WHAT YOU WILL DO » Locate every line that holds the string "всего" and copy it.

Start DATA FOR PROCESSING

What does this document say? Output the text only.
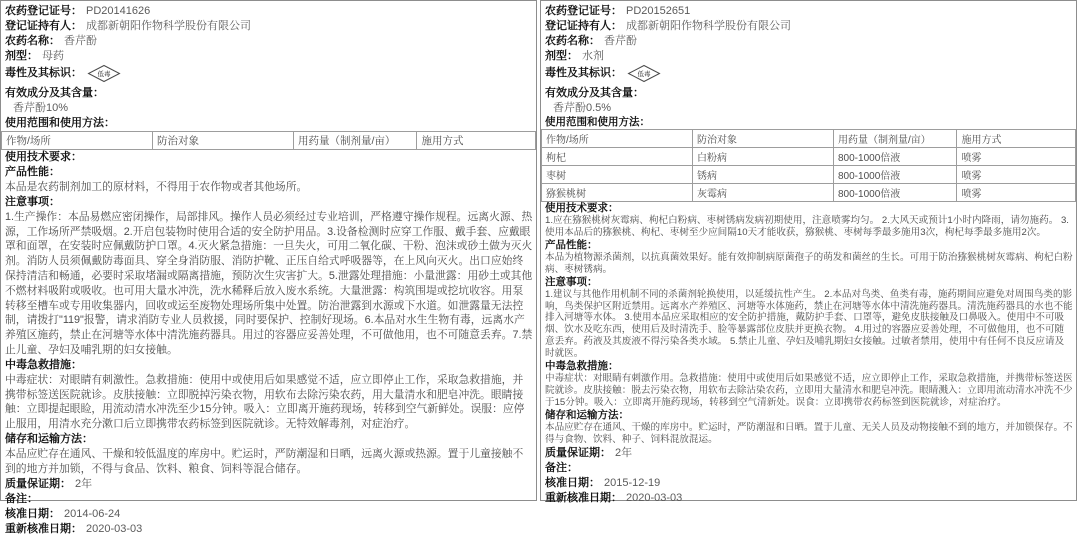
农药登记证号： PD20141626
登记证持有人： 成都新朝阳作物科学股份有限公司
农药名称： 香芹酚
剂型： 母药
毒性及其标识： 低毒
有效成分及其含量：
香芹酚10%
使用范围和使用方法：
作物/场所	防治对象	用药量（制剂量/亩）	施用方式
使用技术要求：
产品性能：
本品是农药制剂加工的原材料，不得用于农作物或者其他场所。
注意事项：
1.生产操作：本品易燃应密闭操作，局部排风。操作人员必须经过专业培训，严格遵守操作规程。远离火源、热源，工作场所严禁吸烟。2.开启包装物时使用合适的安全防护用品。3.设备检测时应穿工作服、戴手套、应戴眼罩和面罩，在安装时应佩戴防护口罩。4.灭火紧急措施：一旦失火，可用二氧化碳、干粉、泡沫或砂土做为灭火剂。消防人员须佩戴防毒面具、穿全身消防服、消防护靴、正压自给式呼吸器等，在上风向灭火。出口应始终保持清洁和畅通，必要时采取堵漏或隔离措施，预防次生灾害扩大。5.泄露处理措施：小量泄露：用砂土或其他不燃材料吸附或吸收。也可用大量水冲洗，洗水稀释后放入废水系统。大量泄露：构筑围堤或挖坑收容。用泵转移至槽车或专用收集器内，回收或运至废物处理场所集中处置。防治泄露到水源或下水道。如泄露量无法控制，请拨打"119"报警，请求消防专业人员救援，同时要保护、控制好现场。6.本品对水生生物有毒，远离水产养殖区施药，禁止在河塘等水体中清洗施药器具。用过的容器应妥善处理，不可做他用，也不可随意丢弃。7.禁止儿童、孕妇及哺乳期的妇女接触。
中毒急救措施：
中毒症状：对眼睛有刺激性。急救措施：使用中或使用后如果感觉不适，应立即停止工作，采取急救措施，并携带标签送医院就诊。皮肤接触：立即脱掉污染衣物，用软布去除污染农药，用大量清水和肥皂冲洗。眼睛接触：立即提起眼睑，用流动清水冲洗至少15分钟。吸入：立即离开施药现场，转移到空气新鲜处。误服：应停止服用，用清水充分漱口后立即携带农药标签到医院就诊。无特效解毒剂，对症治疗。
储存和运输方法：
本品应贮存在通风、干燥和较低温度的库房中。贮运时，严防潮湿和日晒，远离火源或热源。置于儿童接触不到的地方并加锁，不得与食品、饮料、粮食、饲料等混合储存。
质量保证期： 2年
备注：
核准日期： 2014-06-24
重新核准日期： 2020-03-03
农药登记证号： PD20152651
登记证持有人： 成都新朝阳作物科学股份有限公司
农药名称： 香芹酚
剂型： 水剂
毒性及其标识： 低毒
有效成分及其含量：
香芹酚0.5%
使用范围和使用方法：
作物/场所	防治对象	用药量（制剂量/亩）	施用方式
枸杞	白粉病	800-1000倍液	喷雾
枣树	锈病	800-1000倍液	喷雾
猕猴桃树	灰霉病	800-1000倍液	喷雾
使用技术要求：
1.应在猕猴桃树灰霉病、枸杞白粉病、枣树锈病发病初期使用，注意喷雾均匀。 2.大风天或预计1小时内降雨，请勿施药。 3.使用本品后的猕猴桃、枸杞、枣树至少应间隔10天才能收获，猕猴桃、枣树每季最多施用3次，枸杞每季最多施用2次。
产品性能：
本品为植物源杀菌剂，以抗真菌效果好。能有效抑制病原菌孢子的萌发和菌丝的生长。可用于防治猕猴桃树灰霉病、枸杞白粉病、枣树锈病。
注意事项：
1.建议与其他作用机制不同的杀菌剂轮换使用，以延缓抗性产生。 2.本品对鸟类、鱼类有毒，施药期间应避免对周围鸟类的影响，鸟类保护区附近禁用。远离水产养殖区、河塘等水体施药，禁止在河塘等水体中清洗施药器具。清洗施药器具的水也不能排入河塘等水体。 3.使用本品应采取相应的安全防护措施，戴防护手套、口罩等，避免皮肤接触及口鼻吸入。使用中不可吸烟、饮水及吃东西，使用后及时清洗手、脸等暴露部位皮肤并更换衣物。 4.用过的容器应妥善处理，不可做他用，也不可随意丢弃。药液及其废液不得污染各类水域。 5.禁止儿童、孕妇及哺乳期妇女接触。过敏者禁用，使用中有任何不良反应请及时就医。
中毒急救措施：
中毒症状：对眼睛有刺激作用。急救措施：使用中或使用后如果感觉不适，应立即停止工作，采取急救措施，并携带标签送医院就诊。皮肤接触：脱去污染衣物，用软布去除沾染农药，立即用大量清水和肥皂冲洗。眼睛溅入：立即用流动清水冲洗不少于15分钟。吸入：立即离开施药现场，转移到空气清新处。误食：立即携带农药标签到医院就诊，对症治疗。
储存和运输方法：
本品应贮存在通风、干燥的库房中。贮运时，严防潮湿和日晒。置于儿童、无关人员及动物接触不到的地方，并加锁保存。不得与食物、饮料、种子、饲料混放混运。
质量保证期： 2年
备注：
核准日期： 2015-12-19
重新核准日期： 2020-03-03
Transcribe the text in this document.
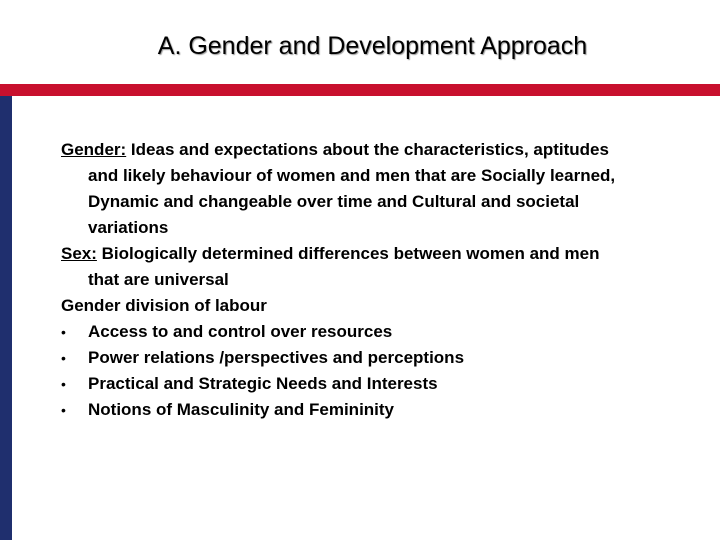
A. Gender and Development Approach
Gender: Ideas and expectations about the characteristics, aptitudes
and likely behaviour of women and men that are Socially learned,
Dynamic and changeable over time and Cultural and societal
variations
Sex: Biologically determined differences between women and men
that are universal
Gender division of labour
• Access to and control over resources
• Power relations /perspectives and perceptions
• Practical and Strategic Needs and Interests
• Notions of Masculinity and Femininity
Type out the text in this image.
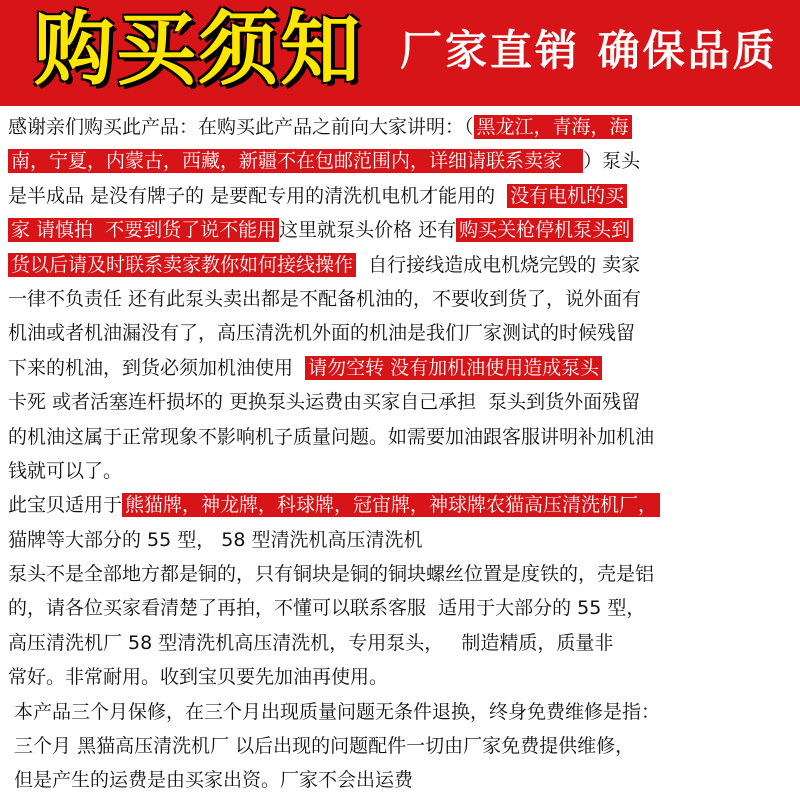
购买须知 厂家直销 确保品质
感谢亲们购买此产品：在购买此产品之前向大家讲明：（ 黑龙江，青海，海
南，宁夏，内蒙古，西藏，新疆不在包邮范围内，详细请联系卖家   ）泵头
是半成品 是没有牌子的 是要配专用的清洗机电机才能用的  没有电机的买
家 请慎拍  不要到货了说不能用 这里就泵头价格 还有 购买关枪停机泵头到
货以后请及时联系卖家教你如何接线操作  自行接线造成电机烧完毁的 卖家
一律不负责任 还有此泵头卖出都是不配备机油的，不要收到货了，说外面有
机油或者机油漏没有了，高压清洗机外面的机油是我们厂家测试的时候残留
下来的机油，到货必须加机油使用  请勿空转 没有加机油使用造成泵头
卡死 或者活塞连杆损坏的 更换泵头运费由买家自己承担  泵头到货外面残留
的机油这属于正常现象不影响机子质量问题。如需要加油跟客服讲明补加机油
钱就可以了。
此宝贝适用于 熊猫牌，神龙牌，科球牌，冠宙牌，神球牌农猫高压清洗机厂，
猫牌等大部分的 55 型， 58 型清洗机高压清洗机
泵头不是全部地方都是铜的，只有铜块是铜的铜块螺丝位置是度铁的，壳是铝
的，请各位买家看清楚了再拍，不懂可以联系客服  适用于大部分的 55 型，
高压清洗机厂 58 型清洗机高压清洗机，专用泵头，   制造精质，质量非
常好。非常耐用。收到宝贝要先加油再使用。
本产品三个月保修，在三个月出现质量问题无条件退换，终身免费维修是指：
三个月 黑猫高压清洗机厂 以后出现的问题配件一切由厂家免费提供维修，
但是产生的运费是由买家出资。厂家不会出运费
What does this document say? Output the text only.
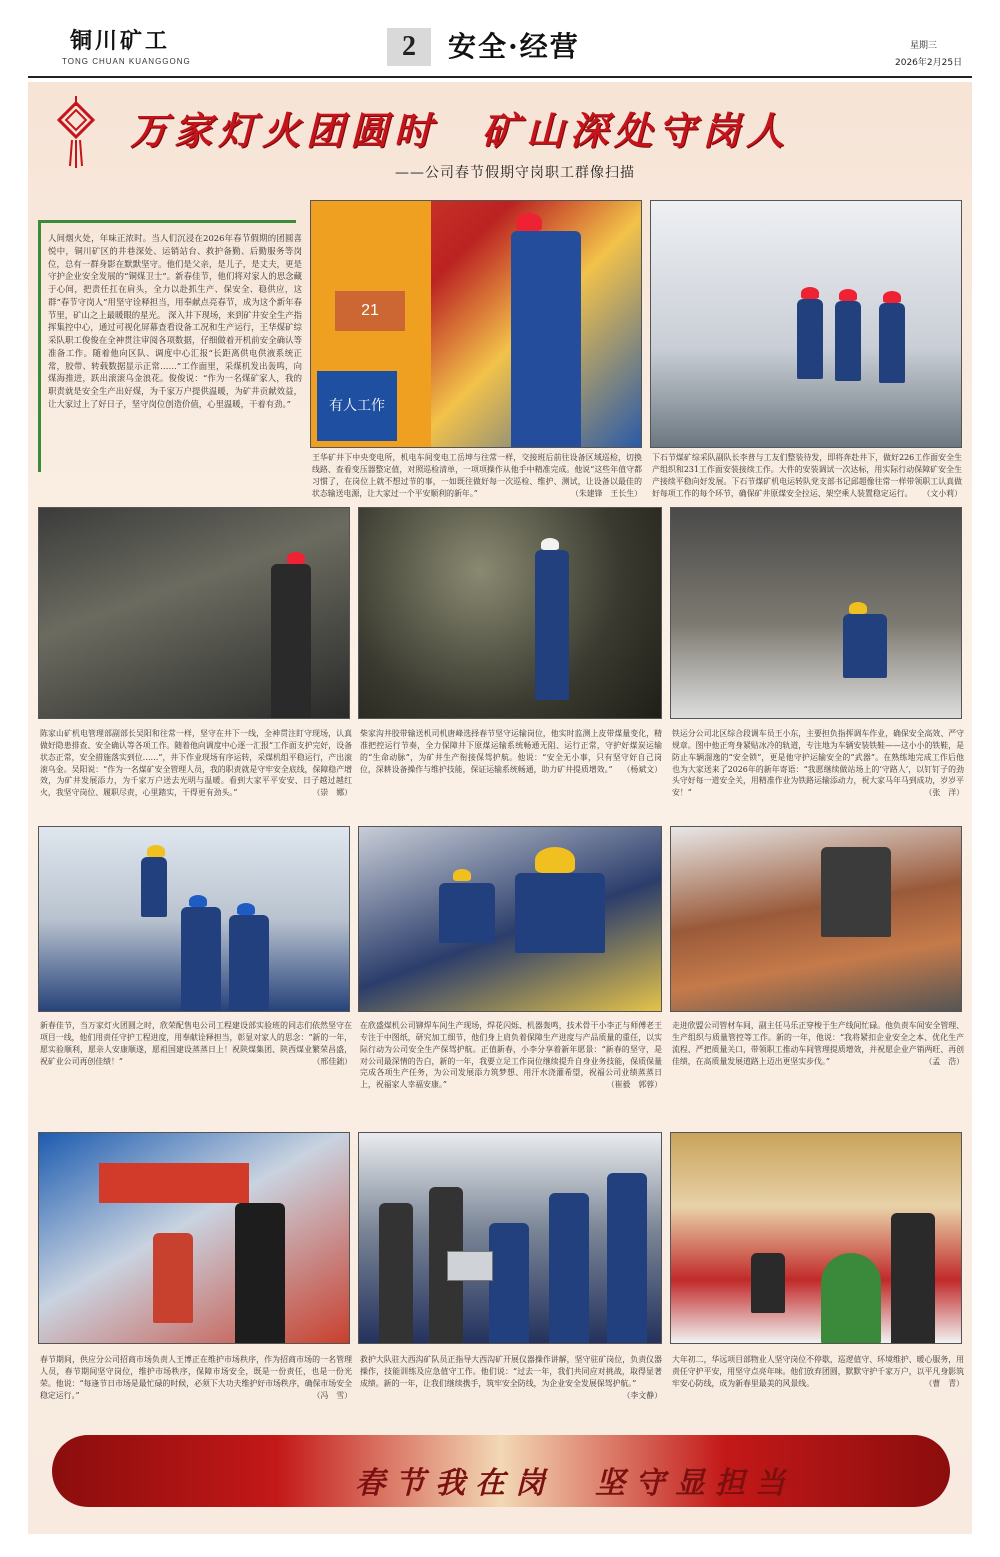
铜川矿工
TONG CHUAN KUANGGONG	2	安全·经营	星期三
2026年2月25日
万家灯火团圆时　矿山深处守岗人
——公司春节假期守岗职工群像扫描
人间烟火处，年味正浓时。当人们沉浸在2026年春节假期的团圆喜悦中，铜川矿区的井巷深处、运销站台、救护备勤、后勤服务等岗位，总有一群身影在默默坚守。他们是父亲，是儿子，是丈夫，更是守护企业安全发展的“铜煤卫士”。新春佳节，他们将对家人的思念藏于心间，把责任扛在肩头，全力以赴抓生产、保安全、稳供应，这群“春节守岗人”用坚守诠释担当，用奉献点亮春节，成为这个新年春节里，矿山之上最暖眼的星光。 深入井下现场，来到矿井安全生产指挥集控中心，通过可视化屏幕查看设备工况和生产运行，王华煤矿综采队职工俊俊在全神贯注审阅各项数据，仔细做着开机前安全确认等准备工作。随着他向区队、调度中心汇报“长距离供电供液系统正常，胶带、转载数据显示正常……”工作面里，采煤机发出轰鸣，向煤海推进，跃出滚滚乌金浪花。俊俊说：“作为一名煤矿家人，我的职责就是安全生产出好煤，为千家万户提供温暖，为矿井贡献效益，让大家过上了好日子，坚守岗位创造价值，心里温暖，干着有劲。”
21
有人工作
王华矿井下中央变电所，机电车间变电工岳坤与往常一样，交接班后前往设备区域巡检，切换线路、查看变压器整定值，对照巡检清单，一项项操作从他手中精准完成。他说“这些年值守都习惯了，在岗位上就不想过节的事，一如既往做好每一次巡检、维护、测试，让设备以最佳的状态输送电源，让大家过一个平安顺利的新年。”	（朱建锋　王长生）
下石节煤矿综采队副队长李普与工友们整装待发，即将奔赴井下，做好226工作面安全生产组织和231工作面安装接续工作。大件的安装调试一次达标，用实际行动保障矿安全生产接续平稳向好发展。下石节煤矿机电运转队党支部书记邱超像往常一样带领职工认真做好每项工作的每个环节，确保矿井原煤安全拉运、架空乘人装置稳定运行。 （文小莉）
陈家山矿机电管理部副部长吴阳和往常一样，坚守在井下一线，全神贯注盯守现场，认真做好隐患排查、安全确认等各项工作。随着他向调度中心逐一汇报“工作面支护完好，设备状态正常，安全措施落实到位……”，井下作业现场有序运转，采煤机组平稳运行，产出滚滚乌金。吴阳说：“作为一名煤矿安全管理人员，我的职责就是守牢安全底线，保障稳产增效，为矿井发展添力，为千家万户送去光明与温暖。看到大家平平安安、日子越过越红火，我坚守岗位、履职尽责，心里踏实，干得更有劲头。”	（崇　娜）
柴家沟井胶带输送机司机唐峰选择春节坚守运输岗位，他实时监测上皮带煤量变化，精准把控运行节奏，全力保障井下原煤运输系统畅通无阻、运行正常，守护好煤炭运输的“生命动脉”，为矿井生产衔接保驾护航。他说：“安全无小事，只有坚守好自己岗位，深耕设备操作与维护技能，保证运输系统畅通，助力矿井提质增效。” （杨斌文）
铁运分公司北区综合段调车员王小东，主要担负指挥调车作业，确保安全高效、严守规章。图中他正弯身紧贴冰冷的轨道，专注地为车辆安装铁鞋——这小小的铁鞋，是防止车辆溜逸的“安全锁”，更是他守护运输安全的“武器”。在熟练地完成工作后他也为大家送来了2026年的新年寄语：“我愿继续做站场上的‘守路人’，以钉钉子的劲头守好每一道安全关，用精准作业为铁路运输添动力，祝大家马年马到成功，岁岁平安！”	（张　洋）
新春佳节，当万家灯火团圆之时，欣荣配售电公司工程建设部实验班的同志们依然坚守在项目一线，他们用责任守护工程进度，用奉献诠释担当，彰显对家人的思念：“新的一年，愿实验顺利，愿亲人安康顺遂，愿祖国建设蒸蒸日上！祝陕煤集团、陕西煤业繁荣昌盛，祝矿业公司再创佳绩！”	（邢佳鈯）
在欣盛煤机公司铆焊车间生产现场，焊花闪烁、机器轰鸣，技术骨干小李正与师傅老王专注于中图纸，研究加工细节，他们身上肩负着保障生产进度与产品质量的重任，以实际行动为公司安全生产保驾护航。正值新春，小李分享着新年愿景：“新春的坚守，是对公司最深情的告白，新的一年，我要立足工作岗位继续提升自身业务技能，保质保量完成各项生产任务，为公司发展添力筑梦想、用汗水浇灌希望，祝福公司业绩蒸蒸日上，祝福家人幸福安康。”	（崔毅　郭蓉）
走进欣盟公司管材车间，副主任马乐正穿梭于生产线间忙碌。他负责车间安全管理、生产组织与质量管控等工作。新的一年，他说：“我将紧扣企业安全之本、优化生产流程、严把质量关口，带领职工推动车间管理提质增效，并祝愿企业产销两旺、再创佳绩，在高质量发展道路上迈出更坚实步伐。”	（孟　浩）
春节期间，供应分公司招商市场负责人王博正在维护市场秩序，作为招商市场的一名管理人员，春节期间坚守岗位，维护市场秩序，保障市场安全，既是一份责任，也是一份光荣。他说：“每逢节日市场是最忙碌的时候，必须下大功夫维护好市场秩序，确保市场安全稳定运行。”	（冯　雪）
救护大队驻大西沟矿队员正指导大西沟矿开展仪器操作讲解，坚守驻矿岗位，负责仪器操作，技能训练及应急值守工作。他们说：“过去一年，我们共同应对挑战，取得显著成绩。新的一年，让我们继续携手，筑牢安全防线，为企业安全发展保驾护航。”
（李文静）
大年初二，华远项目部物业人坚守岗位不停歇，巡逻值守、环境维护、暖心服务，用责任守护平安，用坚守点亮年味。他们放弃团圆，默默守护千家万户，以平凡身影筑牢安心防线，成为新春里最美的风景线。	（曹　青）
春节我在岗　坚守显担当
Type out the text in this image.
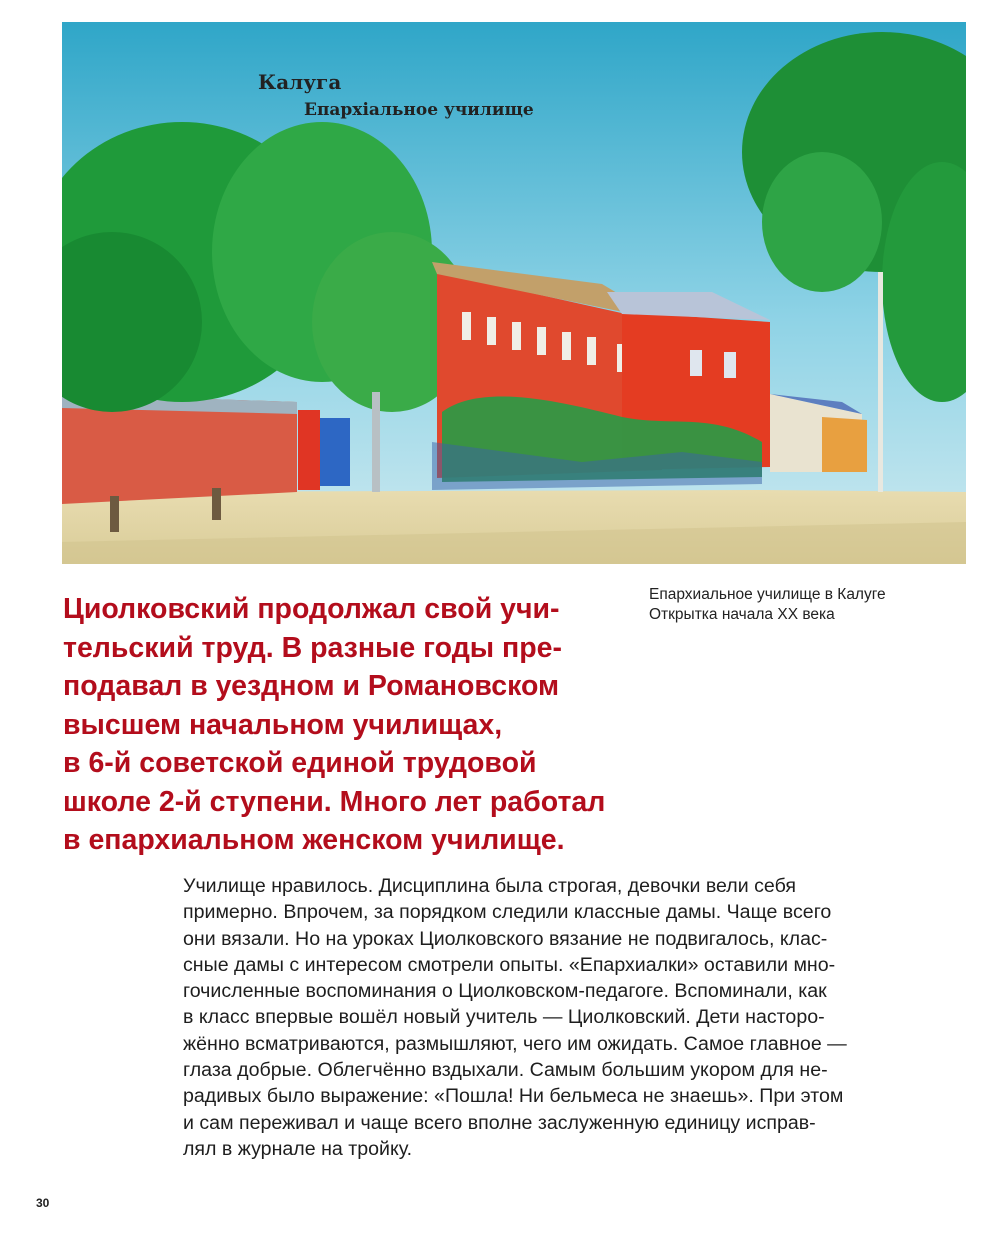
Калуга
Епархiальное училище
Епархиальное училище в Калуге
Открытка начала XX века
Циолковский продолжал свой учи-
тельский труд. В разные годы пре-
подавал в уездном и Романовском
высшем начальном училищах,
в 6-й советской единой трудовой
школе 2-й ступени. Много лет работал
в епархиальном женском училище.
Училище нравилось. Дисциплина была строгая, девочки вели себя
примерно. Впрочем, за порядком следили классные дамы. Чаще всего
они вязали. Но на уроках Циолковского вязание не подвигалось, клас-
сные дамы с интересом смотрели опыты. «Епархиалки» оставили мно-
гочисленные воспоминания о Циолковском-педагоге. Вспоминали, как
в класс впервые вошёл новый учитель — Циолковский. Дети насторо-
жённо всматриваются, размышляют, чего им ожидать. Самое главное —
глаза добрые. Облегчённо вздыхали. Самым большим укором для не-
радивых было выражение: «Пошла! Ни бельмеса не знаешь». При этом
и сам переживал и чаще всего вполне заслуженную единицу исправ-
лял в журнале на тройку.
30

End DATA FOR PROCESSING

RESPONSE BELOW »
примерно. Впрочем, за порядком следили классные дамы. Чаще всего
и сам переживал и чаще всего вполне заслуженную единицу исправ-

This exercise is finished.